→ Records shown:
::::::::
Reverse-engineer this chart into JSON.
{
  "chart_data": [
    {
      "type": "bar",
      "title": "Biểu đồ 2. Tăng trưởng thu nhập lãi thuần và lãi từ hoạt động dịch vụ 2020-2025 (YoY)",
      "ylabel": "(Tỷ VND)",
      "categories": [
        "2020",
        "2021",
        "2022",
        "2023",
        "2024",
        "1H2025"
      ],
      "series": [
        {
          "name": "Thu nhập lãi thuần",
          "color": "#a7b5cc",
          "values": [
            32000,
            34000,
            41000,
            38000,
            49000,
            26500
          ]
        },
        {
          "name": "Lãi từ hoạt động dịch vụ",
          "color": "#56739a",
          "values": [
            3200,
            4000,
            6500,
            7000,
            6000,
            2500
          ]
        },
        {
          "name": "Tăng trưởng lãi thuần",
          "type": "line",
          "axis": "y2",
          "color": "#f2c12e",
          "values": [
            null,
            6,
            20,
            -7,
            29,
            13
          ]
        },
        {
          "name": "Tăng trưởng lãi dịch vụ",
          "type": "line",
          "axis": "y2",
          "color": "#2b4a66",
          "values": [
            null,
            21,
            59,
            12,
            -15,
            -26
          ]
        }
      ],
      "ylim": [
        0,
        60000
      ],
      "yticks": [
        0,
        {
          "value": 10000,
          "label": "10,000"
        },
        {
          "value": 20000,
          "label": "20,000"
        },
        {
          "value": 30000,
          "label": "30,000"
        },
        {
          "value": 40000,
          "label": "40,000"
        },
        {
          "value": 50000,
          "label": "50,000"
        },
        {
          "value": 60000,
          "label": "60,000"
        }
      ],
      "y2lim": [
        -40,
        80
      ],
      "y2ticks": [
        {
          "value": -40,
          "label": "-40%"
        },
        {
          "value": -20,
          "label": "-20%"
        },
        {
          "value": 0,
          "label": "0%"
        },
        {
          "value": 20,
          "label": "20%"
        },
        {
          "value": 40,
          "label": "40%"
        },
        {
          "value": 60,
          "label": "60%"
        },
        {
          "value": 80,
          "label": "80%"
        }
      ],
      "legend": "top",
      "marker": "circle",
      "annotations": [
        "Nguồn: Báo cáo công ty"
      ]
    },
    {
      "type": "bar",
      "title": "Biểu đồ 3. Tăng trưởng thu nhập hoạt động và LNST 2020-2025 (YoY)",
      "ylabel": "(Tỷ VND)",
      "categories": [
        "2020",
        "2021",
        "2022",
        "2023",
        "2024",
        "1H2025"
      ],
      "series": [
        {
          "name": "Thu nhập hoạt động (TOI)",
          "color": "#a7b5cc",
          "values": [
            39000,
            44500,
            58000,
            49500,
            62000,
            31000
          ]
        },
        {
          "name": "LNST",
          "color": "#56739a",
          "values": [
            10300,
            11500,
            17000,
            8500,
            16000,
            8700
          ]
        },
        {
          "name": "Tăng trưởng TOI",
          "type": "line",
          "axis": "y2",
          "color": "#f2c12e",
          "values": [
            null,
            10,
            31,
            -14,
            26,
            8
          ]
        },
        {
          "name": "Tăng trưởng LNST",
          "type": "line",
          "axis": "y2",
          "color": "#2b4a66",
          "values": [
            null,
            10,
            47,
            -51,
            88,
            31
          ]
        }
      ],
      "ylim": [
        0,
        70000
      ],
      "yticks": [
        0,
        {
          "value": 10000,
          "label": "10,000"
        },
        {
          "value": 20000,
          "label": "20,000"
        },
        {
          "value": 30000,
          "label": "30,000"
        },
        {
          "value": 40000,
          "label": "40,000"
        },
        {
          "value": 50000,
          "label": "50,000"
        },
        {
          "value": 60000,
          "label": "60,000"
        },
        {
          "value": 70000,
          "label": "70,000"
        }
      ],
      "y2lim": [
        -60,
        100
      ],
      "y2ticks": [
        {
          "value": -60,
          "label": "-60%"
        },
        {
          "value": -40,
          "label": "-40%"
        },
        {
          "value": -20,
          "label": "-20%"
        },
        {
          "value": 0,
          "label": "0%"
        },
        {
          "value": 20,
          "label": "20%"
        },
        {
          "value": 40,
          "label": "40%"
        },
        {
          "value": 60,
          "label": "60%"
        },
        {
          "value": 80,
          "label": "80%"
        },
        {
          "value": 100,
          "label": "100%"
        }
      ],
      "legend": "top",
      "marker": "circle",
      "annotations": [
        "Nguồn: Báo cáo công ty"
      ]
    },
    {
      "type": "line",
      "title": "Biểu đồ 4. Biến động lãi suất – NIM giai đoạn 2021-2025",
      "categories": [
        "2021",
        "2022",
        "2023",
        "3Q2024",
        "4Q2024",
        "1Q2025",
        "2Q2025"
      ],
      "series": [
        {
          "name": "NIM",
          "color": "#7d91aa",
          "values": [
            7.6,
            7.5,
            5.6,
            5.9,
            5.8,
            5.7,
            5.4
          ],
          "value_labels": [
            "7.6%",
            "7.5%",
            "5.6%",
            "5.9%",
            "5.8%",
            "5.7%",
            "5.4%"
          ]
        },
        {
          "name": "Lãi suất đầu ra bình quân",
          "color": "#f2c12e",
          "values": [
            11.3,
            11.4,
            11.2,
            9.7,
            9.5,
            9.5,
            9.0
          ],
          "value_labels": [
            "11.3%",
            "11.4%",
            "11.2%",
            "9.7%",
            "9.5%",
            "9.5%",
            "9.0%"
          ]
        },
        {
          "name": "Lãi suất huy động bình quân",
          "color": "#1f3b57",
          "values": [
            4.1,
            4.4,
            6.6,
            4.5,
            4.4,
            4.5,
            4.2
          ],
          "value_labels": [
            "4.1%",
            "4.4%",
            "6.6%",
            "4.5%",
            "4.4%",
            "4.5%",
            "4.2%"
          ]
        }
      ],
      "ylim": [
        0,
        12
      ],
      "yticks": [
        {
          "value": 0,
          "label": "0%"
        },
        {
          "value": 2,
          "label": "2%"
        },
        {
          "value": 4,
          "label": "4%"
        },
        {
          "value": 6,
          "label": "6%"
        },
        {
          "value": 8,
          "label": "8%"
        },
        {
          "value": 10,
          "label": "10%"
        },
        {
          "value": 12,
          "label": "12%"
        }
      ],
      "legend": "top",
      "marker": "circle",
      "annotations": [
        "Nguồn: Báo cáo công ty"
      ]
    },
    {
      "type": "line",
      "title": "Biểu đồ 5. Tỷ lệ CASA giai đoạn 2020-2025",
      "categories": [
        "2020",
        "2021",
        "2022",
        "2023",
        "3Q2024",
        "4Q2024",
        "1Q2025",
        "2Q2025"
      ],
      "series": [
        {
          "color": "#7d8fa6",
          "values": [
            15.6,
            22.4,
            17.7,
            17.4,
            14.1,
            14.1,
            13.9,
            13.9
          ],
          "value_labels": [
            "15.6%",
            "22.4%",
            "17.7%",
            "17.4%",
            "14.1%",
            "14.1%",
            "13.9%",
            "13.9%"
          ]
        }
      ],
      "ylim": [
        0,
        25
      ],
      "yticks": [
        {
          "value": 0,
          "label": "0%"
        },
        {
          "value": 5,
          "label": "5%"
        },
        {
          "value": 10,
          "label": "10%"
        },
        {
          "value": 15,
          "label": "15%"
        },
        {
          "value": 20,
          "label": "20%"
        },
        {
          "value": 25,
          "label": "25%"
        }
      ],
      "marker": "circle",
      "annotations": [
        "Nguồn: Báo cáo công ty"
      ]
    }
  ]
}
::::::::
Copy out each line exactly.

Reverse-engineer this chart into JSON.
{
  "chart_data": [
    {
      "type": "bar",
      "title": "Biểu đồ 2. Tăng trưởng thu nhập lãi thuần và lãi từ hoạt động dịch vụ 2020-2025 (YoY)",
      "ylabel": "(Tỷ VND)",
      "categories": [
        "2020",
        "2021",
        "2022",
        "2023",
        "2024",
        "1H2025"
      ],
      "series": [
        {
          "name": "Thu nhập lãi thuần",
          "color": "#a7b5cc",
          "values": [
            32000,
            34000,
            41000,
            38000,
            49000,
            26500
          ]
        },
        {
          "name": "Lãi từ hoạt động dịch vụ",
          "color": "#56739a",
          "values": [
            3200,
            4000,
            6500,
            7000,
            6000,
            2500
          ]
        },
        {
          "name": "Tăng trưởng lãi thuần",
          "type": "line",
          "axis": "y2",
          "color": "#f2c12e",
          "values": [
            null,
            6,
            20,
            -7,
            29,
            13
          ]
        },
        {
          "name": "Tăng trưởng lãi dịch vụ",
          "type": "line",
          "axis": "y2",
          "color": "#2b4a66",
          "values": [
            null,
            21,
            59,
            12,
            -15,
            -26
          ]
        }
      ],
      "ylim": [
        0,
        60000
      ],
      "yticks": [
        0,
        {
          "value": 10000,
          "label": "10,000"
        },
        {
          "value": 20000,
          "label": "20,000"
        },
        {
          "value": 30000,
          "label": "30,000"
        },
        {
          "value": 40000,
          "label": "40,000"
        },
        {
          "value": 50000,
          "label": "50,000"
        },
        {
          "value": 60000,
          "label": "60,000"
        }
      ],
      "y2lim": [
        -40,
        80
      ],
      "y2ticks": [
        {
          "value": -40,
          "label": "-40%"
        },
        {
          "value": -20,
          "label": "-20%"
        },
        {
          "value": 0,
          "label": "0%"
        },
        {
          "value": 20,
          "label": "20%"
        },
        {
          "value": 40,
          "label": "40%"
        },
        {
          "value": 60,
          "label": "60%"
        },
        {
          "value": 80,
          "label": "80%"
        }
      ],
      "legend": "top",
      "marker": "circle",
      "annotations": [
        "Nguồn: Báo cáo công ty"
      ]
    },
    {
      "type": "bar",
      "title": "Biểu đồ 3. Tăng trưởng thu nhập hoạt động và LNST 2020-2025 (YoY)",
      "ylabel": "(Tỷ VND)",
      "categories": [
        "2020",
        "2021",
        "2022",
        "2023",
        "2024",
        "1H2025"
      ],
      "series": [
        {
          "name": "Thu nhập hoạt động (TOI)",
          "color": "#a7b5cc",
          "values": [
            39000,
            44500,
            58000,
            49500,
            62000,
            31000
          ]
        },
        {
          "name": "LNST",
          "color": "#56739a",
          "values": [
            10300,
            11500,
            17000,
            8500,
            16000,
            8700
          ]
        },
        {
          "name": "Tăng trưởng TOI",
          "type": "line",
          "axis": "y2",
          "color": "#f2c12e",
          "values": [
            null,
            10,
            31,
            -14,
            26,
            8
          ]
        },
        {
          "name": "Tăng trưởng LNST",
          "type": "line",
          "axis": "y2",
          "color": "#2b4a66",
          "values": [
            null,
            10,
            47,
            -51,
            88,
            31
          ]
        }
      ],
      "ylim": [
        0,
        70000
      ],
      "yticks": [
        0,
        {
          "value": 10000,
          "label": "10,000"
        },
        {
          "value": 20000,
          "label": "20,000"
        },
        {
          "value": 30000,
          "label": "30,000"
        },
        {
          "value": 40000,
          "label": "40,000"
        },
        {
          "value": 50000,
          "label": "50,000"
        },
        {
          "value": 60000,
          "label": "60,000"
        },
        {
          "value": 70000,
          "label": "70,000"
        }
      ],
      "y2lim": [
        -60,
        100
      ],
      "y2ticks": [
        {
          "value": -60,
          "label": "-60%"
        },
        {
          "value": -40,
          "label": "-40%"
        },
        {
          "value": -20,
          "label": "-20%"
        },
        {
          "value": 0,
          "label": "0%"
        },
        {
          "value": 20,
          "label": "20%"
        },
        {
          "value": 40,
          "label": "40%"
        },
        {
          "value": 60,
          "label": "60%"
        },
        {
          "value": 80,
          "label": "80%"
        },
        {
          "value": 100,
          "label": "100%"
        }
      ],
      "legend": "top",
      "marker": "circle",
      "annotations": [
        "Nguồn: Báo cáo công ty"
      ]
    },
    {
      "type": "line",
      "title": "Biểu đồ 4. Biến động lãi suất – NIM giai đoạn 2021-2025",
      "categories": [
        "2021",
        "2022",
        "2023",
        "3Q2024",
        "4Q2024",
        "1Q2025",
        "2Q2025"
      ],
      "series": [
        {
          "name": "NIM",
          "color": "#7d91aa",
          "values": [
            7.6,
            7.5,
            5.6,
            5.9,
            5.8,
            5.7,
            5.4
          ],
          "value_labels": [
            "7.6%",
            "7.5%",
            "5.6%",
            "5.9%",
            "5.8%",
            "5.7%",
            "5.4%"
          ]
        },
        {
          "name": "Lãi suất đầu ra bình quân",
          "color": "#f2c12e",
          "values": [
            11.3,
            11.4,
            11.2,
            9.7,
            9.5,
            9.5,
            9.0
          ],
          "value_labels": [
            "11.3%",
            "11.4%",
            "11.2%",
            "9.7%",
            "9.5%",
            "9.5%",
            "9.0%"
          ]
        },
        {
          "name": "Lãi suất huy động bình quân",
          "color": "#1f3b57",
          "values": [
            4.1,
            4.4,
            6.6,
            4.5,
            4.4,
            4.5,
            4.2
          ],
          "value_labels": [
            "4.1%",
            "4.4%",
            "6.6%",
            "4.5%",
            "4.4%",
            "4.5%",
            "4.2%"
          ]
        }
      ],
      "ylim": [
        0,
        12
      ],
      "yticks": [
        {
          "value": 0,
          "label": "0%"
        },
        {
          "value": 2,
          "label": "2%"
        },
        {
          "value": 4,
          "label": "4%"
        },
        {
          "value": 6,
          "label": "6%"
        },
        {
          "value": 8,
          "label": "8%"
        },
        {
          "value": 10,
          "label": "10%"
        },
        {
          "value": 12,
          "label": "12%"
        }
      ],
      "legend": "top",
      "marker": "circle",
      "annotations": [
        "Nguồn: Báo cáo công ty"
      ]
    },
    {
      "type": "line",
      "title": "Biểu đồ 5. Tỷ lệ CASA giai đoạn 2020-2025",
      "categories": [
        "2020",
        "2021",
        "2022",
        "2023",
        "3Q2024",
        "4Q2024",
        "1Q2025",
        "2Q2025"
      ],
      "series": [
        {
          "color": "#7d8fa6",
          "values": [
            15.6,
            22.4,
            17.7,
            17.4,
            14.1,
            14.1,
            13.9,
            13.9
          ],
          "value_labels": [
            "15.6%",
            "22.4%",
            "17.7%",
            "17.4%",
            "14.1%",
            "14.1%",
            "13.9%",
            "13.9%"
          ]
        }
      ],
      "ylim": [
        0,
        25
      ],
      "yticks": [
        {
          "value": 0,
          "label": "0%"
        },
        {
          "value": 5,
          "label": "5%"
        },
        {
          "value": 10,
          "label": "10%"
        },
        {
          "value": 15,
          "label": "15%"
        },
        {
          "value": 20,
          "label": "20%"
        },
        {
          "value": 25,
          "label": "25%"
        }
      ],
      "marker": "circle",
      "annotations": [
        "Nguồn: Báo cáo công ty"
      ]
    }
  ]
}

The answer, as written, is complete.